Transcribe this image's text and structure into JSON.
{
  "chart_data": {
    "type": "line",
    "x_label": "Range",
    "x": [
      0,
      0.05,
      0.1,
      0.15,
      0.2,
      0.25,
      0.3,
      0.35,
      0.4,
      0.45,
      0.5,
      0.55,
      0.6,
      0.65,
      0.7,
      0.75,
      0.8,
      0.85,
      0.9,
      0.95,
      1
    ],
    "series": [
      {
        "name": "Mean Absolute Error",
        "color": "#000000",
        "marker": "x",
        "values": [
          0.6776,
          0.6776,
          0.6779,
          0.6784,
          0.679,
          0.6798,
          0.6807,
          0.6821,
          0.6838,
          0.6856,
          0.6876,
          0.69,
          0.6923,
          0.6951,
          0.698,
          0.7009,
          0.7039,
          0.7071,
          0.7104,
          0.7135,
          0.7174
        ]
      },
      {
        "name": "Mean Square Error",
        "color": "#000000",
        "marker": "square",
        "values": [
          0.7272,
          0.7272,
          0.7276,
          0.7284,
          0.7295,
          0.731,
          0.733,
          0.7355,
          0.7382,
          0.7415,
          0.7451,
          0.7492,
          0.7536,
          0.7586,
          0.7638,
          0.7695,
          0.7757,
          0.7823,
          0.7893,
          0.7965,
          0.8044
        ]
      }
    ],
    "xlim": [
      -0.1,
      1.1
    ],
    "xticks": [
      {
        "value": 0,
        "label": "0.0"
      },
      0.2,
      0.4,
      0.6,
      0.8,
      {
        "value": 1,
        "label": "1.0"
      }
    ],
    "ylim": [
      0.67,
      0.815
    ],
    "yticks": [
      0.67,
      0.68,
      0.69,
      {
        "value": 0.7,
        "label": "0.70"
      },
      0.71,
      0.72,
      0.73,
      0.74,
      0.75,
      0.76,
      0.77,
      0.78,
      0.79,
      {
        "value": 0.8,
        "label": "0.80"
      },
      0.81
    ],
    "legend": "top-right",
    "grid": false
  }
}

══════

= Your task =
Print the listing above in its entirety, with every line exact.

= Exercise solution =
Transcribe this image's text and structure into JSON.
{
  "chart_data": {
    "type": "line",
    "x_label": "Range",
    "x": [
      0,
      0.05,
      0.1,
      0.15,
      0.2,
      0.25,
      0.3,
      0.35,
      0.4,
      0.45,
      0.5,
      0.55,
      0.6,
      0.65,
      0.7,
      0.75,
      0.8,
      0.85,
      0.9,
      0.95,
      1
    ],
    "series": [
      {
        "name": "Mean Absolute Error",
        "color": "#000000",
        "marker": "x",
        "values": [
          0.6776,
          0.6776,
          0.6779,
          0.6784,
          0.679,
          0.6798,
          0.6807,
          0.6821,
          0.6838,
          0.6856,
          0.6876,
          0.69,
          0.6923,
          0.6951,
          0.698,
          0.7009,
          0.7039,
          0.7071,
          0.7104,
          0.7135,
          0.7174
        ]
      },
      {
        "name": "Mean Square Error",
        "color": "#000000",
        "marker": "square",
        "values": [
          0.7272,
          0.7272,
          0.7276,
          0.7284,
          0.7295,
          0.731,
          0.733,
          0.7355,
          0.7382,
          0.7415,
          0.7451,
          0.7492,
          0.7536,
          0.7586,
          0.7638,
          0.7695,
          0.7757,
          0.7823,
          0.7893,
          0.7965,
          0.8044
        ]
      }
    ],
    "xlim": [
      -0.1,
      1.1
    ],
    "xticks": [
      {
        "value": 0,
        "label": "0.0"
      },
      0.2,
      0.4,
      0.6,
      0.8,
      {
        "value": 1,
        "label": "1.0"
      }
    ],
    "ylim": [
      0.67,
      0.815
    ],
    "yticks": [
      0.67,
      0.68,
      0.69,
      {
        "value": 0.7,
        "label": "0.70"
      },
      0.71,
      0.72,
      0.73,
      0.74,
      0.75,
      0.76,
      0.77,
      0.78,
      0.79,
      {
        "value": 0.8,
        "label": "0.80"
      },
      0.81
    ],
    "legend": "top-right",
    "grid": false
  }
}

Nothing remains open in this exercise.